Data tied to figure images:
>> Start
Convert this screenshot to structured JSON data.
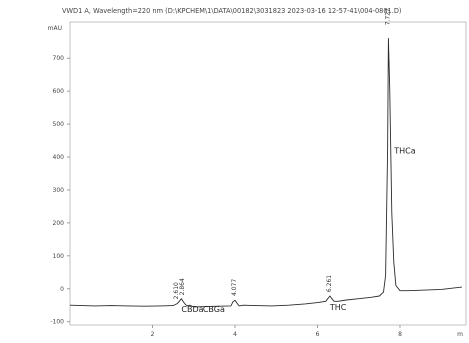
{
  "chart_data": {
    "type": "line",
    "title": "VWD1 A, Wavelength=220 nm (D:\\KPCHEM\\1\\DATA\\00182\\3031823 2023-03-16 12-57-41\\004-0801.D)",
    "y_unit": "mAU",
    "x_unit": "min",
    "xlim": [
      0.0,
      9.6
    ],
    "ylim": [
      -110,
      810
    ],
    "yticks": [
      "-100",
      "0",
      "100",
      "200",
      "300",
      "400",
      "500",
      "600",
      "700"
    ],
    "xticks": [
      "2",
      "4",
      "6",
      "8"
    ],
    "x_unit_label": "m",
    "y_unit_label": "mAU",
    "series": [
      {
        "x": [
          0.0,
          0.3,
          0.6,
          1.0,
          1.4,
          1.8,
          2.2,
          2.5,
          2.6,
          2.65,
          2.7,
          2.75,
          2.8,
          2.85,
          2.9,
          3.0,
          3.3,
          3.6,
          3.9,
          3.95,
          4.0,
          4.05,
          4.1,
          4.2,
          4.5,
          4.9,
          5.3,
          5.7,
          6.0,
          6.2,
          6.25,
          6.3,
          6.35,
          6.4,
          6.5,
          6.7,
          7.0,
          7.3,
          7.5,
          7.6,
          7.65,
          7.7,
          7.72,
          7.75,
          7.8,
          7.85,
          7.9,
          8.0,
          8.2,
          8.6,
          9.0,
          9.5
        ],
        "y": [
          -50,
          -51,
          -52,
          -51,
          -52,
          -53,
          -52,
          -51,
          -45,
          -38,
          -30,
          -40,
          -48,
          -52,
          -50,
          -55,
          -54,
          -53,
          -52,
          -40,
          -35,
          -44,
          -52,
          -50,
          -51,
          -52,
          -50,
          -46,
          -42,
          -38,
          -30,
          -22,
          -30,
          -38,
          -38,
          -34,
          -30,
          -26,
          -22,
          -10,
          40,
          420,
          760,
          610,
          230,
          80,
          10,
          -6,
          -6,
          -4,
          -2,
          5
        ]
      }
    ],
    "peak_labels": [
      {
        "x": 2.7,
        "y": -70,
        "text": "CBDa"
      },
      {
        "x": 3.22,
        "y": -70,
        "text": "CBGa"
      },
      {
        "x": 6.3,
        "y": -65,
        "text": "THC"
      },
      {
        "x": 7.86,
        "y": 410,
        "text": "THCa"
      }
    ],
    "retention_times": [
      {
        "x": 2.62,
        "y": -32,
        "text": "2.610"
      },
      {
        "x": 2.77,
        "y": -20,
        "text": "2.864"
      },
      {
        "x": 4.03,
        "y": -22,
        "text": "4.077"
      },
      {
        "x": 6.33,
        "y": -10,
        "text": "6.261"
      },
      {
        "x": 7.74,
        "y": 800,
        "text": "7.727"
      }
    ]
  }
}
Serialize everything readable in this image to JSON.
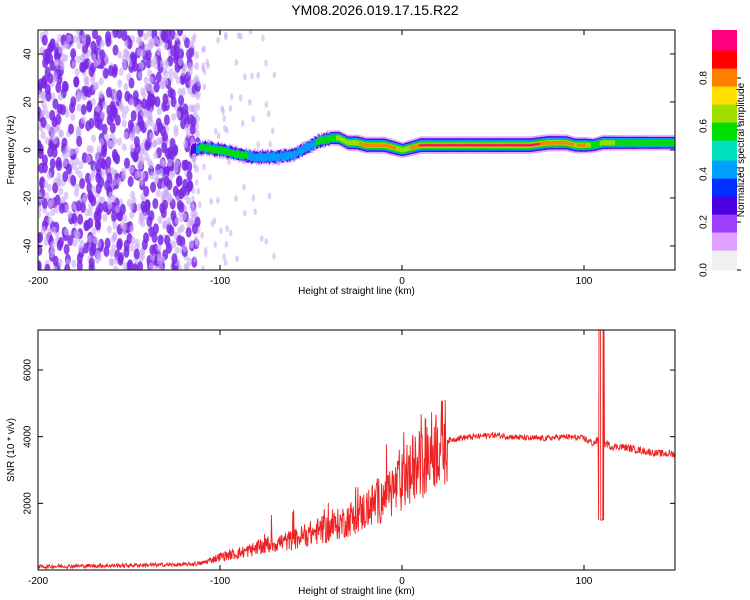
{
  "title": "YM08.2026.019.17.15.R22",
  "colors": {
    "background": "#ffffff",
    "snr_line": "#ee2222",
    "scatter_purple": "#7a28e6",
    "scatter_light": "#c9a8f5",
    "colormap": [
      "#f0f0f0",
      "#e0a0ff",
      "#a040ff",
      "#4a00e0",
      "#0030ff",
      "#00a0ff",
      "#00e0c0",
      "#00e000",
      "#a0e000",
      "#ffe000",
      "#ff8000",
      "#ff0000",
      "#ff0080"
    ]
  },
  "chart_data": [
    {
      "type": "heatmap",
      "title": "YM08.2026.019.17.15.R22",
      "xlabel": "Height of straight line (km)",
      "ylabel": "Frequency (Hz)",
      "xlim": [
        -200,
        150
      ],
      "ylim": [
        -50,
        50
      ],
      "x_ticks": [
        -200,
        -100,
        0,
        100
      ],
      "y_ticks": [
        40,
        20,
        0,
        -20,
        -40
      ],
      "noise_region_x": [
        -200,
        -115
      ],
      "ridge": {
        "description_points_x": [
          -115,
          -110,
          -100,
          -90,
          -80,
          -70,
          -60,
          -55,
          -50,
          -45,
          -40,
          -35,
          -30,
          -25,
          -20,
          -15,
          -10,
          -5,
          0,
          10,
          30,
          50,
          70,
          80,
          90,
          95,
          100,
          105,
          110,
          120,
          150
        ],
        "frequency_hz": [
          0,
          1,
          0,
          -2,
          -3,
          -3,
          -2,
          0,
          2,
          4,
          5,
          5,
          3,
          3,
          2,
          2,
          2,
          1,
          0,
          2,
          2,
          2,
          2,
          3,
          3,
          2,
          2,
          2,
          3,
          3,
          3
        ],
        "amplitude": [
          0.3,
          0.6,
          0.6,
          0.55,
          0.5,
          0.5,
          0.45,
          0.45,
          0.5,
          0.55,
          0.6,
          0.7,
          0.75,
          0.8,
          0.85,
          0.85,
          0.9,
          0.85,
          0.7,
          0.95,
          0.95,
          0.95,
          0.95,
          0.9,
          0.85,
          0.8,
          0.85,
          0.6,
          0.7,
          0.65,
          0.6
        ]
      },
      "colorbar": {
        "label": "Normalized spectral amplitude",
        "range": [
          0,
          1
        ],
        "ticks": [
          "0.0",
          "0.2",
          "0.4",
          "0.6",
          "0.8"
        ]
      }
    },
    {
      "type": "line",
      "xlabel": "Height of straight line (km)",
      "ylabel": "SNR (10 * v/v)",
      "xlim": [
        -200,
        150
      ],
      "ylim": [
        0,
        7200
      ],
      "x_ticks": [
        -200,
        -100,
        0,
        100
      ],
      "y_ticks": [
        2000,
        4000,
        6000
      ],
      "series": [
        {
          "name": "SNR",
          "x": [
            -200,
            -180,
            -160,
            -140,
            -120,
            -110,
            -100,
            -90,
            -80,
            -70,
            -60,
            -50,
            -40,
            -30,
            -20,
            -10,
            0,
            10,
            20,
            30,
            40,
            50,
            60,
            70,
            80,
            90,
            100,
            105,
            108,
            110,
            112,
            115,
            120,
            130,
            140,
            150
          ],
          "y": [
            100,
            120,
            130,
            150,
            160,
            200,
            400,
            500,
            650,
            800,
            900,
            1100,
            1250,
            1500,
            1800,
            2200,
            2600,
            3200,
            3800,
            3950,
            4000,
            4050,
            4000,
            3950,
            3950,
            4000,
            3950,
            3800,
            3900,
            3700,
            3800,
            3700,
            3700,
            3600,
            3500,
            3480
          ]
        }
      ]
    }
  ]
}
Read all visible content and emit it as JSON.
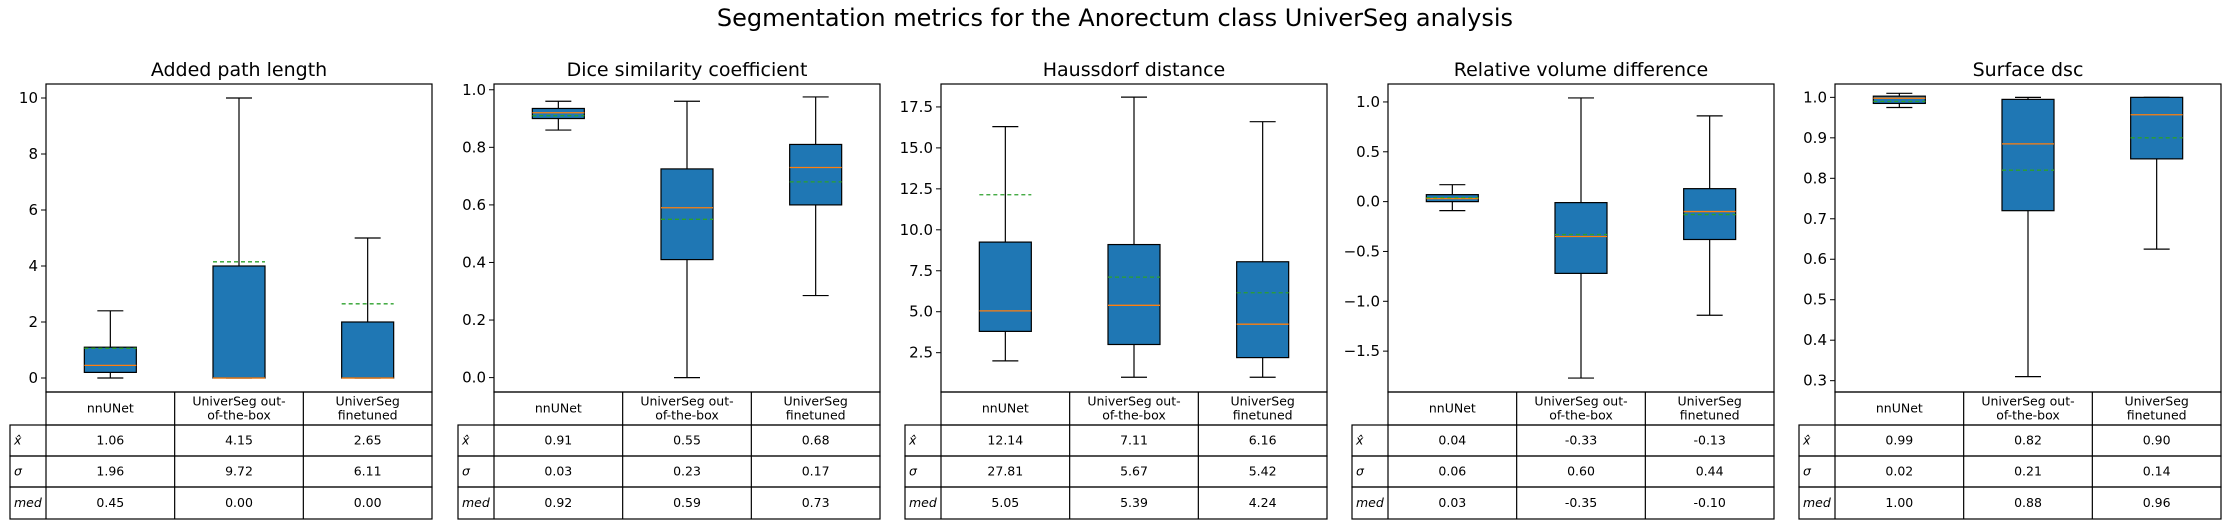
>> End
• **Problem to work on**: Copy out each line of the listing that holds "ylabel".

• **Output of the task**:
      "ylabel": "Frequency (Hz)",
      "ylabel": "SNR (10 * v/v)",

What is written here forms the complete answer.